● Testo fornito:

Dubbi ristoratori, penalizzato chi non ha spazi fuori

Un ristoratore di fronte al suo negozio a Roma.
Un ristoratore di fronte al suo negozio a Roma. (ANSA)

ROMA. – Qualcuno finalmente sorride, ma per altri rimane l’amaro in bocca, che alimenta il risentimento. La decisione del governo di riaprire dal 26 aprile le attività di ristorazione sia a pranzo che a cena, ma exclusivamente all’aperto, è un passo avanti per gran parte delle attività, ma non per tutte, non per quelle – circa la metà – che non dispongono di spazi esterni e che si vedranno ancora costrette a tenere chiuso o a limitarsi ad asporto e consegne a domicilio.

Stavolta, però, con la concorrenza, tutta interna allo stesso settore, di chi invece potrà servire nei tavolini all’aperto.

“La direzione è quella giusta ma dal governo ci aspettavamo più coraggio”, sottolinea il direttore generale della Fipe Confcommercio, Roberto Calugi. Il problema è proprio che riaprendo solo all’esterno “si crea una discriminazione per chi lo spazio esterno non ce l’ha”.

“Avere una data e poter serviré la cena sono segnali importanti, soprattutto se irreversibili, ma ci preoccupa la penalizzazione per chi non ha tavoli all’aperto”, insiste rivolgendo un appello ai Comuni da una parte, perché mettano a disposizione “più spazi esterni possibili”, e al governo dall’altra perché quella annunciata sia solo “una fase transitoria di 1 o 2 settimane”.

Dopo un 2020 drammatico, il 2021 non si prospetta infatti migliore. L’anno scorso, spiega ancora Calugi, la categoria ha perso il 40% del fatturato e “quest’anno perderemo poco meno”.

● Dati estratti:
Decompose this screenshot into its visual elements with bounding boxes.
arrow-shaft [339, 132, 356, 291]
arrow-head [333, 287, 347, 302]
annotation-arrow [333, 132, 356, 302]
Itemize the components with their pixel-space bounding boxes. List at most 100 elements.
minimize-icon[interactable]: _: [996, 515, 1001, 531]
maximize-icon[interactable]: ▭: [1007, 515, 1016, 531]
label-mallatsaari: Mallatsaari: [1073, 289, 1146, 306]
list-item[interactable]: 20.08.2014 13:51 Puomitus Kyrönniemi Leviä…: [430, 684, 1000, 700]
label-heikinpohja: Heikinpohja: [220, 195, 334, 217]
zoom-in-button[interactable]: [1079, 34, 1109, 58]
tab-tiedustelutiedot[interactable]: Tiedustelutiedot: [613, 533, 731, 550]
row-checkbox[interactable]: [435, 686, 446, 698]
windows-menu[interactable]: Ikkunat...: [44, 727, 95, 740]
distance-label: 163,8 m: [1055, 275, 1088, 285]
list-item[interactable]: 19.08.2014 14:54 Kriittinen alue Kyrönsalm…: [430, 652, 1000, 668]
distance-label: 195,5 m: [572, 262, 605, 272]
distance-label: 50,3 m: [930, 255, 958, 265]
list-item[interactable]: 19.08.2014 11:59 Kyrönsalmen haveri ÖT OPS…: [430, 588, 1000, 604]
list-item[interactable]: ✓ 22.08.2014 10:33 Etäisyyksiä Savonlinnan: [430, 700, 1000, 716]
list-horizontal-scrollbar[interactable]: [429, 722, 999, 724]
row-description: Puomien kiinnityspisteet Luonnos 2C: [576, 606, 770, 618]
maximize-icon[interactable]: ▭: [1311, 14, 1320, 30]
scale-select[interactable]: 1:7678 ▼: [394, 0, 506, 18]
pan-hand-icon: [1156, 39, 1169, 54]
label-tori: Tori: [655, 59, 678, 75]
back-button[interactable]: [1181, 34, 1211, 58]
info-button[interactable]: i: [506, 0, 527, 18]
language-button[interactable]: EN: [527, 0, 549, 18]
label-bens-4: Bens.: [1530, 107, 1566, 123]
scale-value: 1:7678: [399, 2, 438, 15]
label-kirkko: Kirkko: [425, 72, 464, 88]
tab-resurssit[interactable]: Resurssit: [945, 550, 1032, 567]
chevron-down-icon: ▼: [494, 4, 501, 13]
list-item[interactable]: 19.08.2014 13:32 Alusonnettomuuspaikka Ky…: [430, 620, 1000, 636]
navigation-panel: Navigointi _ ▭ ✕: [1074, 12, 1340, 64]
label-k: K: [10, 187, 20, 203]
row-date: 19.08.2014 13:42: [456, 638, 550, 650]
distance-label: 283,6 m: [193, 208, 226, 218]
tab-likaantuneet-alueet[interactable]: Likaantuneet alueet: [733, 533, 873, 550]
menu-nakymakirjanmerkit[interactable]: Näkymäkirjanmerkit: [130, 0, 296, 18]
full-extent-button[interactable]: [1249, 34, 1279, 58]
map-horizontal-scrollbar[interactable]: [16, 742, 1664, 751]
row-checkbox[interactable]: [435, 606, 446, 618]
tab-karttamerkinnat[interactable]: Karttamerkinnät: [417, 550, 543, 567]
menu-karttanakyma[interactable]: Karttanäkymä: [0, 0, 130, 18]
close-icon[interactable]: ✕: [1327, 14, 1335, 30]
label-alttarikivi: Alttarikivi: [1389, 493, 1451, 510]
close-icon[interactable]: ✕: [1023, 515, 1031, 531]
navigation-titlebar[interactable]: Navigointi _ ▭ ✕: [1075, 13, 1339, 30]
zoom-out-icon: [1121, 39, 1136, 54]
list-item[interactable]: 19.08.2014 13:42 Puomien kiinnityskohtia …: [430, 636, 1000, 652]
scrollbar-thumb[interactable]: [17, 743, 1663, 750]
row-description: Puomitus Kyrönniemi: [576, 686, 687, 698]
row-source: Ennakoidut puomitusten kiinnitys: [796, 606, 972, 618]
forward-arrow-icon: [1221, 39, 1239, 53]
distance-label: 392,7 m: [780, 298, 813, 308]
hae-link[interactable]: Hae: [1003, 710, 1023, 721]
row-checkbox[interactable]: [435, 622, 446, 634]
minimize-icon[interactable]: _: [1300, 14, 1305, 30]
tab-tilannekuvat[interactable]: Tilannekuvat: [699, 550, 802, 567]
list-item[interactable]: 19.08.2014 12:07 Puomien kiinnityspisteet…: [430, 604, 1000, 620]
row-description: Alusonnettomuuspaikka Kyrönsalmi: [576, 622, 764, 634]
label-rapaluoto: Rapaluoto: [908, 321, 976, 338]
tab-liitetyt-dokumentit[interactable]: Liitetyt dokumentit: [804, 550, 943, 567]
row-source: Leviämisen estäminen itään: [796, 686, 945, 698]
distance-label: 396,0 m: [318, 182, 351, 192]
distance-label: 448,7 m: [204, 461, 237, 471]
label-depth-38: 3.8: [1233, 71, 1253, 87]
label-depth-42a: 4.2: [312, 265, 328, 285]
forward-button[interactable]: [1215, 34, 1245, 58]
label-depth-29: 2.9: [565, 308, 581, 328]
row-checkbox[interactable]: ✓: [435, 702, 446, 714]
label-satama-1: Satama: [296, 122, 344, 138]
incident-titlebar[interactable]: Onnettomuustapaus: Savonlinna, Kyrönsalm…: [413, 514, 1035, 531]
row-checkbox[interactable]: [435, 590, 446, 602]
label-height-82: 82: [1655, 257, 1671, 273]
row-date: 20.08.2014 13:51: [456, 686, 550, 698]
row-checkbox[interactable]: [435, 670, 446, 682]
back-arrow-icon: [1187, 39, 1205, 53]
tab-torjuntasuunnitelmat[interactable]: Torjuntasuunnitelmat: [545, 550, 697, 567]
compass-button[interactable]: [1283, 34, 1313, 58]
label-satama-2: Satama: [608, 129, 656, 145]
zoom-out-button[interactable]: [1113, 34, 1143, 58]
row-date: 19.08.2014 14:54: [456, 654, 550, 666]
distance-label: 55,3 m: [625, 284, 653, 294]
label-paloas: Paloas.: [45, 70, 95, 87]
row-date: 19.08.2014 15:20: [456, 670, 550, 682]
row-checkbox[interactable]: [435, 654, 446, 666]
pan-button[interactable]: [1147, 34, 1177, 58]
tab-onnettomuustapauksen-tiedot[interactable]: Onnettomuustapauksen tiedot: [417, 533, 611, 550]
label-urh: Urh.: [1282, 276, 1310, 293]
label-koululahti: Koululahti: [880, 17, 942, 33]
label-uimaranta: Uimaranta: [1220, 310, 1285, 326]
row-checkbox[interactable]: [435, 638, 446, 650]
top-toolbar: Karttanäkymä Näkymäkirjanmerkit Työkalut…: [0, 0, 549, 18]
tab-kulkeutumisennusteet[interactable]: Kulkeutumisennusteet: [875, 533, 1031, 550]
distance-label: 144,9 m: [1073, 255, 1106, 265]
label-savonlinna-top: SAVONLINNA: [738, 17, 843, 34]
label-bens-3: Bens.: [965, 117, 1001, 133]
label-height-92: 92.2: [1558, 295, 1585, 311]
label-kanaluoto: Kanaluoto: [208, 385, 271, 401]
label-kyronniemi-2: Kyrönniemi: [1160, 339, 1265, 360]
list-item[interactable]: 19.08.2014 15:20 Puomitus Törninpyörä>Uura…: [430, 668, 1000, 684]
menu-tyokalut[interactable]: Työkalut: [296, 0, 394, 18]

● Compiti da svolgere:
1. Nell'articolo sulla riapertura dei ristoranti, quale quota del fatturato ha perso la categoria l'anno scorso, secondo Calugi?
2. Prosegui l'articolo sulla riapertura dei ristoranti a partire dall'ultima frase riportata.
I dati non servono in alcun modo per questo lavoro.

● Risposte ai compiti:
1. Il 40% del fatturato.

2.
Considerando lo smartworking che ha inciso pesantemente sulla ristorazione del pranzo, la crisi economica che emergerà in tutta la sua gravità dopo un primo momento di euforia, e l’assenza del turismo straniero, il recupero dei livelli pre-Covid, con 90 miliardi di ricavi l’anno, non è atteso prima del 2023″.

Le stesse problematiche sono evidenziate anche da Confesercenti. Tra i pubblici esercizi, sottolinea il segretario generale, Mauro Bussoni “il 50% sarà contento, perché si trata di un miglioramento per chi dispone di spazio esterno.

Per l’altro 50% si tratta invece di un arretramento, perché prima in zona gialla si poteva pranzare o servire l’aperitivo anche al chiuso, ora non più”. L’immagine è quella dell’ “andamento del gambero, un passo avanti per alcuni e uno indietro per altri”.

In Italia ci sono 350.000 imprese che operano tra ristorazione e pubblici esercizi, “pensare che la metà di queste non possa lavorare per un mese, – osserva – significa bloccare per un periodo molto lungo soggetti che hanno già sofferto parecchio”.